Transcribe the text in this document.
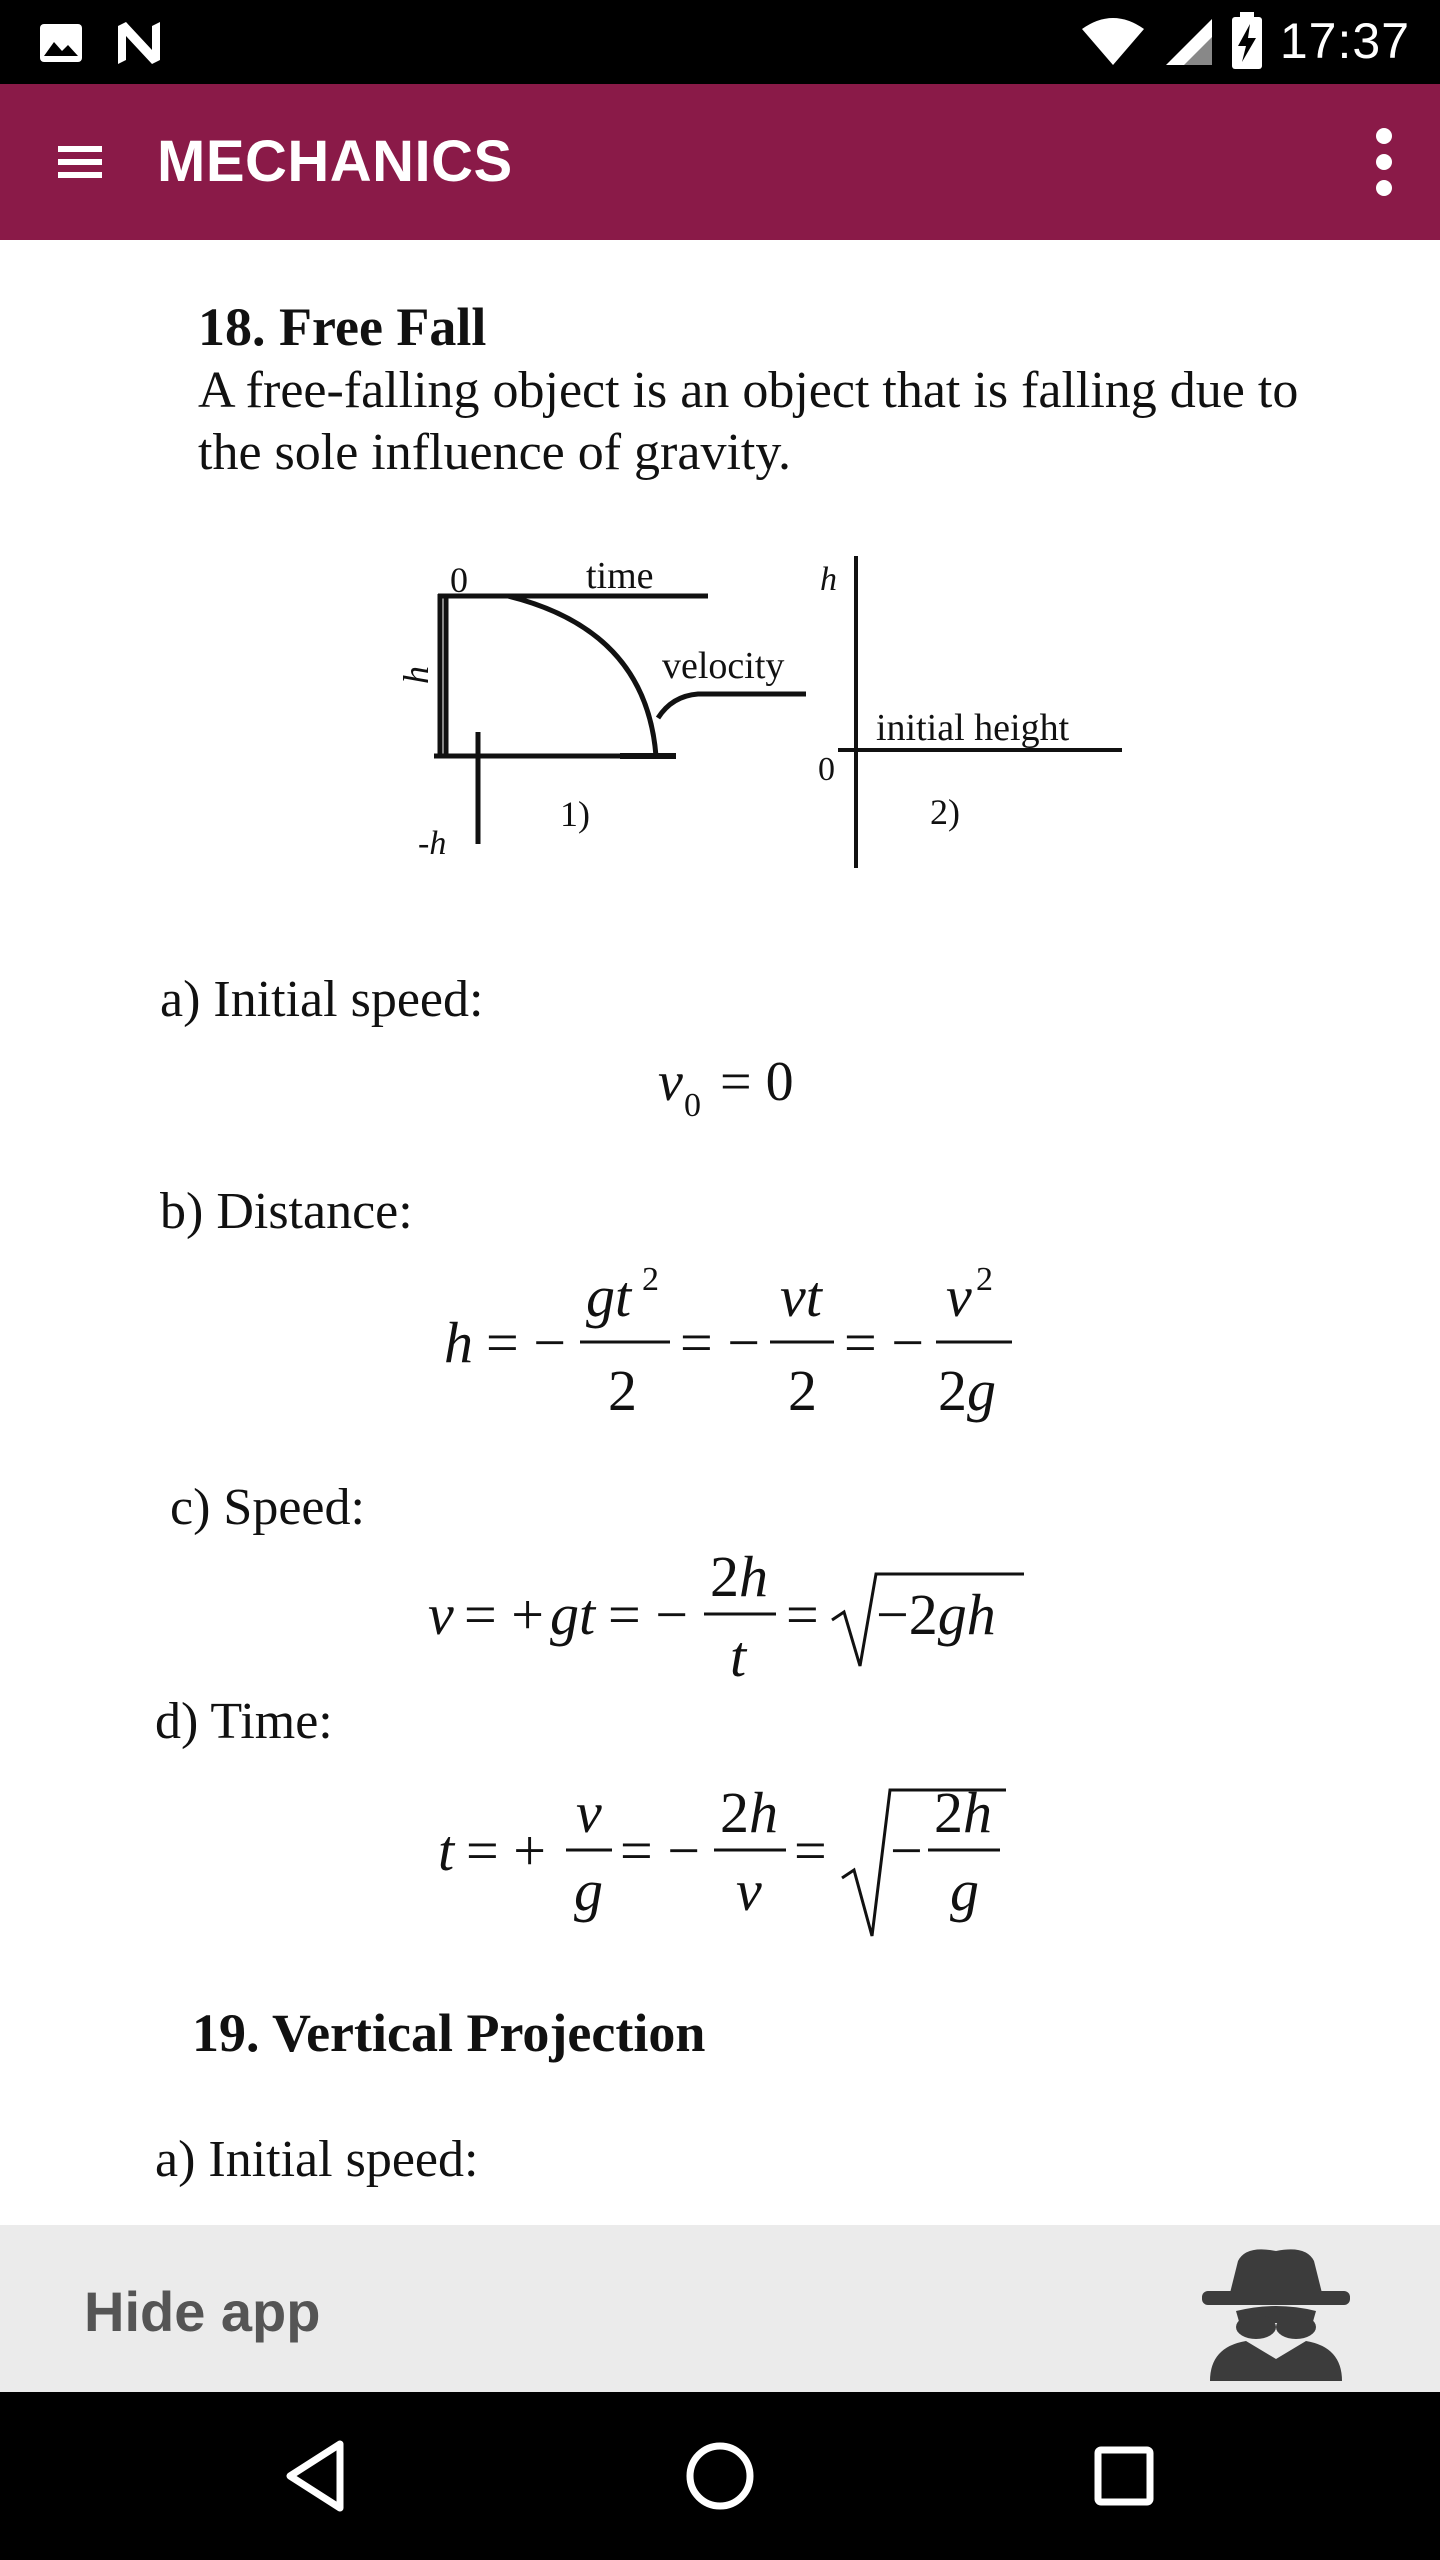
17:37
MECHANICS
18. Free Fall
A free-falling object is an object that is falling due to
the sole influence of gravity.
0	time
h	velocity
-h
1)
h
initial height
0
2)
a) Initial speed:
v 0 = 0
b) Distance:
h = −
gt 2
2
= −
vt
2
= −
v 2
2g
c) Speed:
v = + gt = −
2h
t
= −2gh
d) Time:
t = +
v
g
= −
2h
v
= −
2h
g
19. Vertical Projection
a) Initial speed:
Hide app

■ ■ ■ ■ ■

**Task to carry out**
Leave out the pictures and print every line of the data exactly.

**Task response**
Transcribe the text in this document.
17:37
MECHANICS
18. Free Fall
A free-falling object is an object that is falling due to
the sole influence of gravity.
0	time
h	velocity
-h
1)
h
initial height
0
2)
a) Initial speed:
v 0 = 0
b) Distance:
h = −
gt 2
2
= −
vt
2
= −
v 2
2g
c) Speed:
v = + gt = −
2h
t
= −2gh
d) Time:
t = +
v
g
= −
2h
v
= −
2h
g
19. Vertical Projection
a) Initial speed:
Hide app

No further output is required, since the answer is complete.